> [The problem]
Copy out the lines that have "WHEEL" in them.

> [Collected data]
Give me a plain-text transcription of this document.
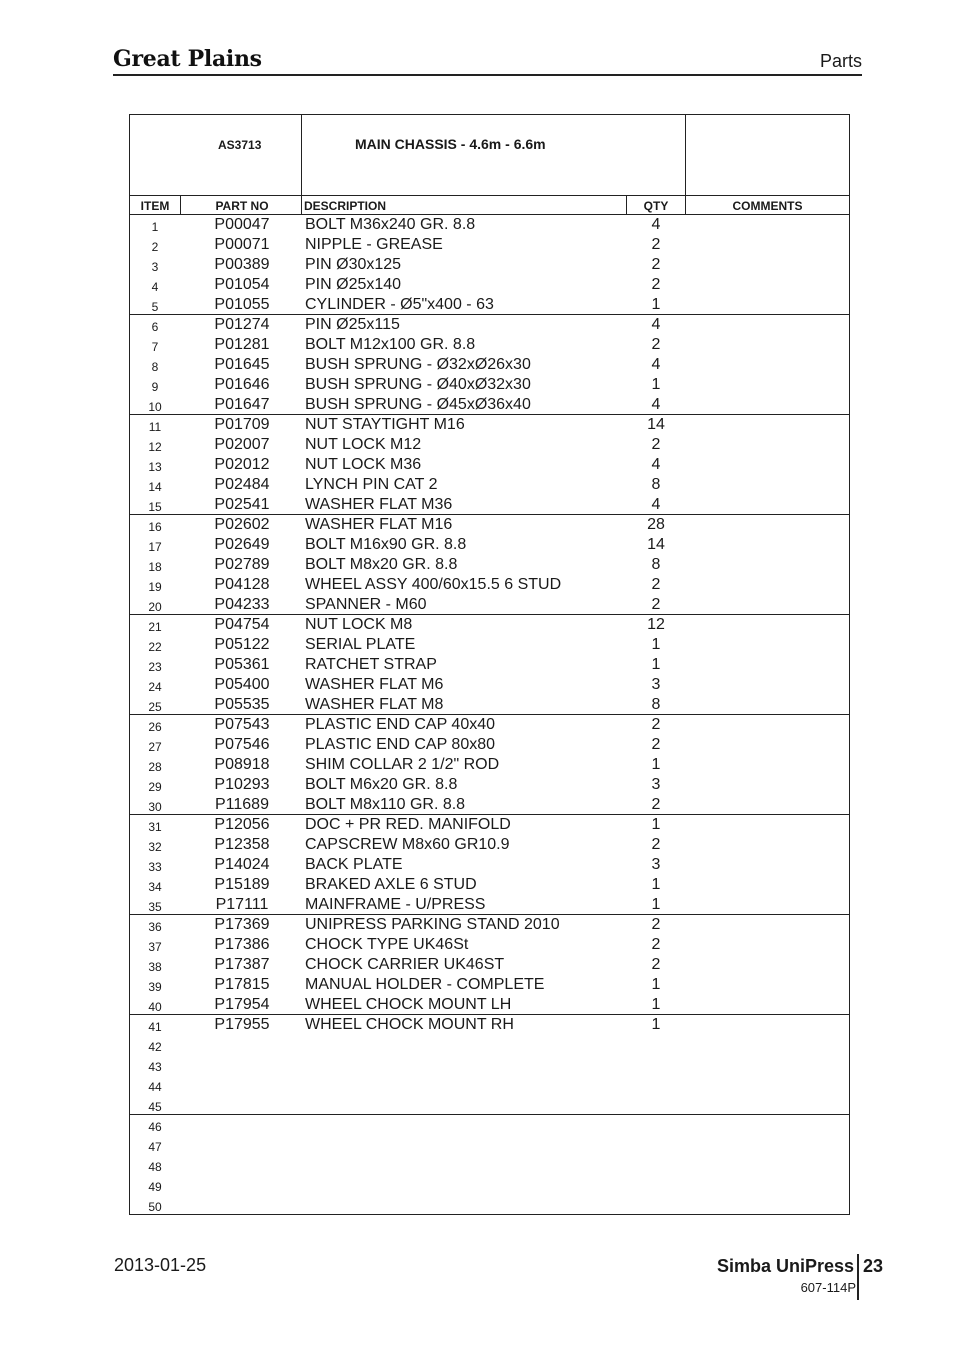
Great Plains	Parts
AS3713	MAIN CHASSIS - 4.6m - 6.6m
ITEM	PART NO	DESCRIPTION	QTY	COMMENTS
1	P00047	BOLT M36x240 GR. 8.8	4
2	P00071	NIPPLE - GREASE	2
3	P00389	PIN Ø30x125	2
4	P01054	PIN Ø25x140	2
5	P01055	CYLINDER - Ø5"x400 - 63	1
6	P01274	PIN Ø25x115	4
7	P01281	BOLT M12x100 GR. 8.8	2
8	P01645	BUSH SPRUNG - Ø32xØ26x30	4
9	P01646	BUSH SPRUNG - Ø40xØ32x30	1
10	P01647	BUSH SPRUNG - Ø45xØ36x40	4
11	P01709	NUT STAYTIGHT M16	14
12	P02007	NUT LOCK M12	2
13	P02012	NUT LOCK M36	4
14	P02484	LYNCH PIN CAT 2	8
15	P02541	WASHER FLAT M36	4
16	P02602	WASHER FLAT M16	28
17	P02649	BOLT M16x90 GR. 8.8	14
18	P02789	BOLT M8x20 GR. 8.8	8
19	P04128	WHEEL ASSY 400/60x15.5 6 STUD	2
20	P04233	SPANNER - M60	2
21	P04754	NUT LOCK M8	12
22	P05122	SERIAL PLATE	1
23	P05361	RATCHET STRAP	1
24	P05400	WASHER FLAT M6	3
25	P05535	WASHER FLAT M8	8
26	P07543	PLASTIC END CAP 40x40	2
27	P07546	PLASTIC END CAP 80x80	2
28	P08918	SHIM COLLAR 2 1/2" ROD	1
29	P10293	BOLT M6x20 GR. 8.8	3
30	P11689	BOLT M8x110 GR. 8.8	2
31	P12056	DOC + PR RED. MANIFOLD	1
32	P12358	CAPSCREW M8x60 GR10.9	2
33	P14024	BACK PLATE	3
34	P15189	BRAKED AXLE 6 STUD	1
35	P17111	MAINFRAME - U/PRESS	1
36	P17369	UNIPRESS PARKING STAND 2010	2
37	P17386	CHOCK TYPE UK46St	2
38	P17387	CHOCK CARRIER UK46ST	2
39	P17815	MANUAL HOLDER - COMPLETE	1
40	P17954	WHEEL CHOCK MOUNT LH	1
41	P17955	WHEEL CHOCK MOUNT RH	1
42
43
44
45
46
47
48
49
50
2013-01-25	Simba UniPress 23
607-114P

> [Answer below]
19	P04128	WHEEL ASSY 400/60x15.5 6 STUD	2
40	P17954	WHEEL CHOCK MOUNT LH	1
41	P17955	WHEEL CHOCK MOUNT RH	1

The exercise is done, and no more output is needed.